● TASK PROMPT: Within the records below, find each line that holds the string "内容类App月活增长趋势", then copy it.

● INPUT DATA:
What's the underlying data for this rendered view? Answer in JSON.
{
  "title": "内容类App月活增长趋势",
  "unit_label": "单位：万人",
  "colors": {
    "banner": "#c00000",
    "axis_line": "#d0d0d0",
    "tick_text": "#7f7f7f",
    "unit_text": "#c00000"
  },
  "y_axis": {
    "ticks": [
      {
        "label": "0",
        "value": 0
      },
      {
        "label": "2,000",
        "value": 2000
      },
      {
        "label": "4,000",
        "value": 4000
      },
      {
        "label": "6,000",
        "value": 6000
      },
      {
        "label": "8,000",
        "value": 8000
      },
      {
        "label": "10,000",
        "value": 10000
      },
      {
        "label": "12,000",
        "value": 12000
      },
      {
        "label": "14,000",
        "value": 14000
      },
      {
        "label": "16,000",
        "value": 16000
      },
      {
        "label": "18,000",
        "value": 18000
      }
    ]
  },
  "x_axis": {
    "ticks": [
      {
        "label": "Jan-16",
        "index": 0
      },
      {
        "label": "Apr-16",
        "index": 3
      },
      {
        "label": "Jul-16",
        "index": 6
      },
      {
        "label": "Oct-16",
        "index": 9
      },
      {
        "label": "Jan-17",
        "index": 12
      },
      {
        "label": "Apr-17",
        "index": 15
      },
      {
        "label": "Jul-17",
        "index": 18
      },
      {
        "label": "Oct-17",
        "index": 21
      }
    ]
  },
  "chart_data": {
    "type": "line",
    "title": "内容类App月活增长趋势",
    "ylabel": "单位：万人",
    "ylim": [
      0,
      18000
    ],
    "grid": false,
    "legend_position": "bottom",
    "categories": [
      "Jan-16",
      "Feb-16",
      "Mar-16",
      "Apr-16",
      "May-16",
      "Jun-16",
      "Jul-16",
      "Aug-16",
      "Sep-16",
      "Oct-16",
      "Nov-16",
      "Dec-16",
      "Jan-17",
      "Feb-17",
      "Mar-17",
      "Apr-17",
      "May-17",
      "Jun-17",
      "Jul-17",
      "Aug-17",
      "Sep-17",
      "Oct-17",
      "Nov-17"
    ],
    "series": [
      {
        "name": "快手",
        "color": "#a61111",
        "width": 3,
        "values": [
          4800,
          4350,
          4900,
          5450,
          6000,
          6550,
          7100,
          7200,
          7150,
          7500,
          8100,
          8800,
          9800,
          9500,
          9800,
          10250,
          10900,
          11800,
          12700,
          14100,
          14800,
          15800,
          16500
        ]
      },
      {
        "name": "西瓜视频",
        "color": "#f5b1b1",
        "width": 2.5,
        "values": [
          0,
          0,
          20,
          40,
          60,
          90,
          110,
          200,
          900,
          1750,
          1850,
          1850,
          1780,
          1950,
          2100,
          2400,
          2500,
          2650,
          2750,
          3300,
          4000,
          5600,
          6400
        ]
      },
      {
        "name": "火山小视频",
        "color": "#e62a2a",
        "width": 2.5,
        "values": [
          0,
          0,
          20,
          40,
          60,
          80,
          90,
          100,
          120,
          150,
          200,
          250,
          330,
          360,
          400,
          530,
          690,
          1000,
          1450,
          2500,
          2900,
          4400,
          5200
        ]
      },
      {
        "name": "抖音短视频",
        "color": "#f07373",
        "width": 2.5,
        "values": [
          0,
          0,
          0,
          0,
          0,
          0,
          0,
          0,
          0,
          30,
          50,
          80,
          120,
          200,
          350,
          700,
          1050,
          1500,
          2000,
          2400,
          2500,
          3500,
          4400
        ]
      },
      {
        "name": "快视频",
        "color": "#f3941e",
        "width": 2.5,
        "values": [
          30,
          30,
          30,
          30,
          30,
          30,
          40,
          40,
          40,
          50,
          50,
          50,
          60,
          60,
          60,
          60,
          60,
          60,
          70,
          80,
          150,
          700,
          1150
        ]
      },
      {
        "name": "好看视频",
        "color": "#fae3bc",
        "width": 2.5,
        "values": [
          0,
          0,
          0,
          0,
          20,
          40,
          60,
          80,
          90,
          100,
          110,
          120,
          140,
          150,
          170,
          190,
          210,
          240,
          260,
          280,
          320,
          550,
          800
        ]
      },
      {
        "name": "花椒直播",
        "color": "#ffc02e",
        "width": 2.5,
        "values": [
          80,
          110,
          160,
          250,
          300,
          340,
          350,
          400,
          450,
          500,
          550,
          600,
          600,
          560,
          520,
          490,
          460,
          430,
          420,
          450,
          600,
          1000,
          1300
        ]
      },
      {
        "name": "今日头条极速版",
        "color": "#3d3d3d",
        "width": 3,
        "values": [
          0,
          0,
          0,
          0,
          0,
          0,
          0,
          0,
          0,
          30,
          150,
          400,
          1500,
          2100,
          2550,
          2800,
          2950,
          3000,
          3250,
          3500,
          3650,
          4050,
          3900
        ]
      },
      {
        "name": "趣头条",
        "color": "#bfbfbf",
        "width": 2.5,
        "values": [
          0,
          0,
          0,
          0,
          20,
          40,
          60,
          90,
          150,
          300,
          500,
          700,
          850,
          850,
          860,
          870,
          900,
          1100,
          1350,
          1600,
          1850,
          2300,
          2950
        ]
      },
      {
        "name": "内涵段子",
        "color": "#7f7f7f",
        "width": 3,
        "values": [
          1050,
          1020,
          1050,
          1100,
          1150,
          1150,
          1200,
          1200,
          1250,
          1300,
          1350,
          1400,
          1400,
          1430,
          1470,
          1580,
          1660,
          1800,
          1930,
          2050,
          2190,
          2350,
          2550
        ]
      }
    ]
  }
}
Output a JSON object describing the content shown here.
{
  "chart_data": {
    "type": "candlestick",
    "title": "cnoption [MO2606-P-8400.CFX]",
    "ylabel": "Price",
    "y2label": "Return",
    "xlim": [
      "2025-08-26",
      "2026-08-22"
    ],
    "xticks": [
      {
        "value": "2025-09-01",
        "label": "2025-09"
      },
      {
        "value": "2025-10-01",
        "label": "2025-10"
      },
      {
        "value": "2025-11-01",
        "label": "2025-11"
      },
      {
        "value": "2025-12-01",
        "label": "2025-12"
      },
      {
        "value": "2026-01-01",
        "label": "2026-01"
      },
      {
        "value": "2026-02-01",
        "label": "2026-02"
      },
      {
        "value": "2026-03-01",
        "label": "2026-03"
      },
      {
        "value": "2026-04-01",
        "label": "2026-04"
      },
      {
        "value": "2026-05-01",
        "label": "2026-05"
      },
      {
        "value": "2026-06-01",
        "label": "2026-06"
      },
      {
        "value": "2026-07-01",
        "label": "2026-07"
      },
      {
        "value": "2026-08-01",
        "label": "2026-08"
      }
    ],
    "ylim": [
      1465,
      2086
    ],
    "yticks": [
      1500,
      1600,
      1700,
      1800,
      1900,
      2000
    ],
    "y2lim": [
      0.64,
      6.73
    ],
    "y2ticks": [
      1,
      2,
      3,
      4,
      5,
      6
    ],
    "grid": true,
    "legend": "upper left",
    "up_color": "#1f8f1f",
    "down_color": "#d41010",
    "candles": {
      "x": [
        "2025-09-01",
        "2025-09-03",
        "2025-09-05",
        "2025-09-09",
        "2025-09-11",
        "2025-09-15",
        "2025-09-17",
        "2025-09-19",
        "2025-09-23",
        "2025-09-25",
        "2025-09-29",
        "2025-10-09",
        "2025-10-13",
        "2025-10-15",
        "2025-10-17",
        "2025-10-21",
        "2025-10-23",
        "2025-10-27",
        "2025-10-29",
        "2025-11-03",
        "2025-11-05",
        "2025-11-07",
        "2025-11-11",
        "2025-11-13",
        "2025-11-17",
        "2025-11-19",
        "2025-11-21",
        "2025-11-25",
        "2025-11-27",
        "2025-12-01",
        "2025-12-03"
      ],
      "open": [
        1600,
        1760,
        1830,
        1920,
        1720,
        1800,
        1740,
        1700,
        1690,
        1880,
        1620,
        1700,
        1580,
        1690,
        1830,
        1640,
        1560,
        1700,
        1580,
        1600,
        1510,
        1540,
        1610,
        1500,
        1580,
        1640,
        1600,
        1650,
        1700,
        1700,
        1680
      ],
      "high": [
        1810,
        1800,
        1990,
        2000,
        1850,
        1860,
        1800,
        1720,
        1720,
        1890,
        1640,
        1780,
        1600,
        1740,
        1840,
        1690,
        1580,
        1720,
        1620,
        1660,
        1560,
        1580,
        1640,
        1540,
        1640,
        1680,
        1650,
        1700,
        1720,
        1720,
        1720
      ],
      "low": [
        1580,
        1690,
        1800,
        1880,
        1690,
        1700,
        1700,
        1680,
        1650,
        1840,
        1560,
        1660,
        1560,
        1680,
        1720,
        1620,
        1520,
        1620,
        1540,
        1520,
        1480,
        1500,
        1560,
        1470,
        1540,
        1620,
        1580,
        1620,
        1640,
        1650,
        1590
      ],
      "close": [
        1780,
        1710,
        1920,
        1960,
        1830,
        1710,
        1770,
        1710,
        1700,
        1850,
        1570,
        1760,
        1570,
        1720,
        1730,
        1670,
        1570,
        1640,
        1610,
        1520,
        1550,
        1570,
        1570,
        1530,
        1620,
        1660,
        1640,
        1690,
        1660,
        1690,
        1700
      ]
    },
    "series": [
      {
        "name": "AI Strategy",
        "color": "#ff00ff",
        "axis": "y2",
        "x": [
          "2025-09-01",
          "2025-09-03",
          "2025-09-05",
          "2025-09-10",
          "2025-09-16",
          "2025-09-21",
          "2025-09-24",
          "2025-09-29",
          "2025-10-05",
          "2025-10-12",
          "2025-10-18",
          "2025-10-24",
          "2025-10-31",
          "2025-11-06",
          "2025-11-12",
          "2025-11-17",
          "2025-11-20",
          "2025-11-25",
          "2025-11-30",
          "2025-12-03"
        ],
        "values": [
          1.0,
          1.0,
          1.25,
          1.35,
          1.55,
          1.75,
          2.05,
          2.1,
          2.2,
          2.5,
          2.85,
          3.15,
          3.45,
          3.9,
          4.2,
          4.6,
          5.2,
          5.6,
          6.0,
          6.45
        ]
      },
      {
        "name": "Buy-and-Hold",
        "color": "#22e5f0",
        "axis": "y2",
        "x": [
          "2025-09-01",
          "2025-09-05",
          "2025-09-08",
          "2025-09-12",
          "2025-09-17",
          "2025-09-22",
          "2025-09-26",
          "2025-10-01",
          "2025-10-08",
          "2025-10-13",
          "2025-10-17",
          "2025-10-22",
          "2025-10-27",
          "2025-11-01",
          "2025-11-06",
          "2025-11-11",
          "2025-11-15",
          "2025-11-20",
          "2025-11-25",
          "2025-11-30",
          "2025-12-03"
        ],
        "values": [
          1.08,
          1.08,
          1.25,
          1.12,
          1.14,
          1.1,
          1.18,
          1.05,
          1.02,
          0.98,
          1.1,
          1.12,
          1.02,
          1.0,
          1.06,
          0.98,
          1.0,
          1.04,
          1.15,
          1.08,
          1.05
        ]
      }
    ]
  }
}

● OUTPUT FOR THIS TASK:
  "title": "内容类App月活增长趋势",
    "title": "内容类App月活增长趋势",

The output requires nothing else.